- [Written exercise 1]
Please reproduce the rows between the line holding "button[interactable]: Yan [136,43,253,90]" and the line holding "staticText: More [419,874,468,900]", inclusive, keeping every character as it appears.

- [Extract to read]
###  This notebook scrapes LoL betting odds from 

https://arcanebet.com/esports/title/59

In [1]:
from selenium import webdriver
from bs4 import BeautifulSoup as soup
import pandas as pd
import numpy as np
import datetime as dt
import time
from parse import *

In [2]:
target_urls = ['https://arcanebet.com/esports/title/59/tour/9256', 'https://arcanebet.com/esports/title/59/tour/5009',
               'https://arcanebet.com/esports/title/59/tour/9265', 'https://arcanebet.com/esports/title/59/tour/2375']

In [3]:
def scrape_site(url):
    #browser = webdriver.Safari(executable_path = '/usr/bin/safaridriver')    
    browser = webdriver.Firefox() 
    browser.get(url)
    time.sleep(5)
    page_soup = soup(browser.page_source, 'lxml')
    browser.close()
    odds = page_soup.find_all('div', class_ = 'px-4 py-1 market-odd col')
    times = page_soup.find_all('div', class_ = 'row p-3 no-gutters')
    return odds, times
    
def parse_odds(odds):
    team_list = []
    odd_list = []
    for odd in odds:
        res = parse('{Team}\n{space}\n{Odds}', odd.text.strip())
        team_list.append(res.named.get('Team'))
        odd_list.append(float(res.named.get('Odds')))
    return team_list, odd_list

def parse_times(times):
    time_list = []
    for time in times:
        res = parse('{Day}\n{space}\n{Time}', time.text.strip())
        date = res.named.get('Day')
        if date == 'Today':
            temp = dt.date.today()
            day = temp.day
            month = temp.month
            year = temp.year
        elif date == 'Tomorrow':
            temp = dt.date.today() + dt.timedelta(days = 1)
            day = temp.day
            month = temp.month
            year = temp.year
        else:
            temp = parse('{Day}.{Month}', date)
            temp2 = dt.date.today()
            day = int(temp.named.get('Day'))
            month = int(temp.named.get('Month'))
            year = temp2.year
        time_list.append(str(month) + '/' + str(day) + '/' + str(year) + ' ' + res.named.get('Time').strip())       
    return time_list

def build_table(team_list, odd_list, time_list):
    team_1 = []
    team_2 = []
    team_1_odd = []
    team_2_odd = []
    count = 0
    for i in range(len(team_list)):
        if count % 2 == 0:
            team_1.append(team_list[i])
            team_1_odd.append(odd_list[i])
        else:
            team_2.append(team_list[i])
            team_2_odd.append(odd_list[i])
        count = count + 1
    table = pd.DataFrame(np.c_[time_list, team_1, team_2, team_1_odd, team_2_odd], 
                         columns = ['Date', 'Team 1', 'Team 2', 'Odd 1', 'Odd 2'])

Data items
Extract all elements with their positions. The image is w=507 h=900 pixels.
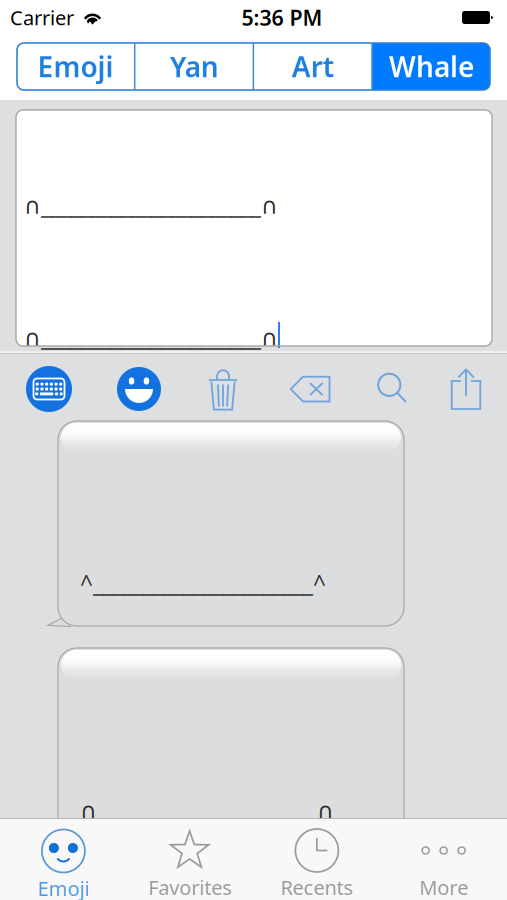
button[interactable]: Yan [136,43,253,90]
button[interactable]: More [380,819,507,900]
staticText: Carrier [10,4,74,31]
button[interactable]: Delete [279,358,341,420]
button[interactable]: Favorites [127,819,254,900]
staticText: ∩______________________∩ [80,795,334,825]
staticText: ^______________________^ [80,568,326,598]
staticText: Art [292,48,334,85]
button[interactable]: Emoji keyboard [108,358,170,420]
staticText: 5:36 PM [242,3,322,32]
staticText: Emoji [38,48,114,85]
staticText: Whale [389,48,474,85]
button[interactable]: Recents [254,819,380,900]
staticText: Recents [280,874,353,900]
staticText: More [419,874,468,900]
button[interactable]: Share [435,358,497,420]
button[interactable]: Search [361,357,423,419]
button[interactable]: Whale [373,43,490,90]
button[interactable]: Art [254,43,371,90]
staticText: ∩______________________∩ [24,322,278,352]
button[interactable]: Clear text [192,361,254,423]
button[interactable]: Emoji [0,819,127,900]
staticText: Emoji [37,875,89,900]
staticText: ∩______________________∩ [24,190,278,220]
staticText: Yan [170,48,219,85]
button[interactable]: Keyboard [18,358,80,420]
staticText: Favorites [148,874,232,900]
button[interactable]: Emoji [17,43,134,90]
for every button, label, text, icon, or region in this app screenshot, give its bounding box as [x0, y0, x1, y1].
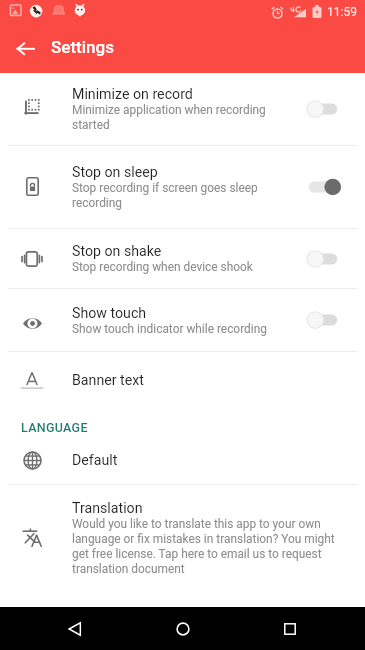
button[interactable]: Default: [0, 436, 365, 484]
button[interactable]: Minimize on record: [0, 73, 365, 145]
staticText: Minimize application when recording star…: [72, 103, 299, 132]
staticText: Stop recording when device shook: [72, 260, 253, 274]
button[interactable]: Toggle off: [305, 245, 341, 273]
button[interactable]: Back: [43, 607, 107, 650]
button[interactable]: Back: [0, 23, 51, 73]
button[interactable]: Translation: [0, 485, 365, 590]
button[interactable]: Home: [151, 607, 215, 650]
button[interactable]: Stop on sleep: [0, 146, 365, 228]
staticText: Stop on sleep: [72, 164, 158, 181]
button[interactable]: Toggle on: [305, 173, 341, 201]
button[interactable]: Toggle off: [305, 306, 341, 334]
button[interactable]: Stop on shake: [0, 229, 365, 288]
staticText: Show touch indicator while recording: [72, 322, 267, 336]
staticText: 11:59: [327, 5, 357, 19]
staticText: Stop on shake: [72, 243, 162, 260]
staticText: Show touch: [72, 305, 147, 322]
staticText: Would you like to translate this app to …: [72, 517, 340, 576]
staticText: Default: [72, 452, 118, 469]
button[interactable]: Banner text: [0, 352, 365, 408]
staticText: Settings: [51, 37, 114, 57]
button[interactable]: Show touch: [0, 289, 365, 351]
staticText: Minimize on record: [72, 86, 193, 103]
staticText: LANGUAGE: [21, 420, 88, 435]
button[interactable]: Toggle off: [305, 95, 341, 123]
staticText: Translation: [72, 500, 143, 517]
staticText: Stop recording if screen goes sleep reco…: [72, 181, 299, 210]
staticText: Banner text: [72, 372, 144, 389]
button[interactable]: Recents: [258, 607, 322, 650]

- [Written exercise 2]
In the notebook, which column names does build_table assign to its table?

- [Task output 1]
button[interactable]: Yan [136,43,253,90]
button[interactable]: More [380,819,507,900]
staticText: Carrier [10,4,74,31]
button[interactable]: Delete [279,358,341,420]
button[interactable]: Favorites [127,819,254,900]
staticText: ∩______________________∩ [80,795,334,825]
staticText: ^______________________^ [80,568,326,598]
staticText: Art [292,48,334,85]
button[interactable]: Emoji keyboard [108,358,170,420]
staticText: 5:36 PM [242,3,322,32]
staticText: Emoji [38,48,114,85]
staticText: Whale [389,48,474,85]
button[interactable]: Recents [254,819,380,900]
staticText: Recents [280,874,353,900]
staticText: More [419,874,468,900]

- [Task output 2]
Date, Team 1, Team 2, Odd 1, and Odd 2.